**Short task**
Pick out each row below that contains the string "bleeder" and copy those lines in full.

--- Exercise material ---

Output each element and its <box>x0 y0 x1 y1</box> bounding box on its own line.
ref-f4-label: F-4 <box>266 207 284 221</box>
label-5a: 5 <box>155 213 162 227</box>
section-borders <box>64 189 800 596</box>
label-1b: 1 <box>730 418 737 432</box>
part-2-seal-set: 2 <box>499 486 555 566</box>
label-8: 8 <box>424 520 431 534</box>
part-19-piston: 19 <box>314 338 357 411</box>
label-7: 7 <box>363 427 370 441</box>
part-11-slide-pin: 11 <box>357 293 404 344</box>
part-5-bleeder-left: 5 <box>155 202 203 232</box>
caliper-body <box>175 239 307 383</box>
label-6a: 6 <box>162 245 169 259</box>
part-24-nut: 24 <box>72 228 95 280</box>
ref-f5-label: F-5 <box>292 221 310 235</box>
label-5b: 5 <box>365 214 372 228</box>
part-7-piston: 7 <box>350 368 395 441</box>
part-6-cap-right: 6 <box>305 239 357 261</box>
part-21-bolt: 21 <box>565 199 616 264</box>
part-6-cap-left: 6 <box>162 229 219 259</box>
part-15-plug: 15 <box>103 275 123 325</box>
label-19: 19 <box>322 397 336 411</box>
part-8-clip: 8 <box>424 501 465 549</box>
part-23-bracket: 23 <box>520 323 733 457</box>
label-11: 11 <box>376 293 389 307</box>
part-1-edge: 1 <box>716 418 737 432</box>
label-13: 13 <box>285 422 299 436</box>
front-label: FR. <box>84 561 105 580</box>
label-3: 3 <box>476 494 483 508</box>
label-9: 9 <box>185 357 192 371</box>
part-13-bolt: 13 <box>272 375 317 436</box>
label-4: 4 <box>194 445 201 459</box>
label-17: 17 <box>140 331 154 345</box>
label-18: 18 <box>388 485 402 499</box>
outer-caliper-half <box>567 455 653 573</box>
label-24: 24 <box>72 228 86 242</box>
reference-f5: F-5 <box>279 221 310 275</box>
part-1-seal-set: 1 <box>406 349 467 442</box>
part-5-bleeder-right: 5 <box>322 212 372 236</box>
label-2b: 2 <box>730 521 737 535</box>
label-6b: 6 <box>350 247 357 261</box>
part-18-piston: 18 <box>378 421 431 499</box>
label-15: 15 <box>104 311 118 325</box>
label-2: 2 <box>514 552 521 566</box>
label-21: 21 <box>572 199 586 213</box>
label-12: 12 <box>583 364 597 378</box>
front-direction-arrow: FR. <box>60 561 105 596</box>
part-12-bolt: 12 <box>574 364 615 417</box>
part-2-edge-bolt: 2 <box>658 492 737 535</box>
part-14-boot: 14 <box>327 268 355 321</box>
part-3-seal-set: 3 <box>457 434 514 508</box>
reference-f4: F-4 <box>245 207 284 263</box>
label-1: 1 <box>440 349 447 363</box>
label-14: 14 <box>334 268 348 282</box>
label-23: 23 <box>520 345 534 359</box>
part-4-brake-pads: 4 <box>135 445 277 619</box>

---

**Task output**
part-5-bleeder-left: 5 <box>155 202 203 232</box>
part-5-bleeder-right: 5 <box>322 212 372 236</box>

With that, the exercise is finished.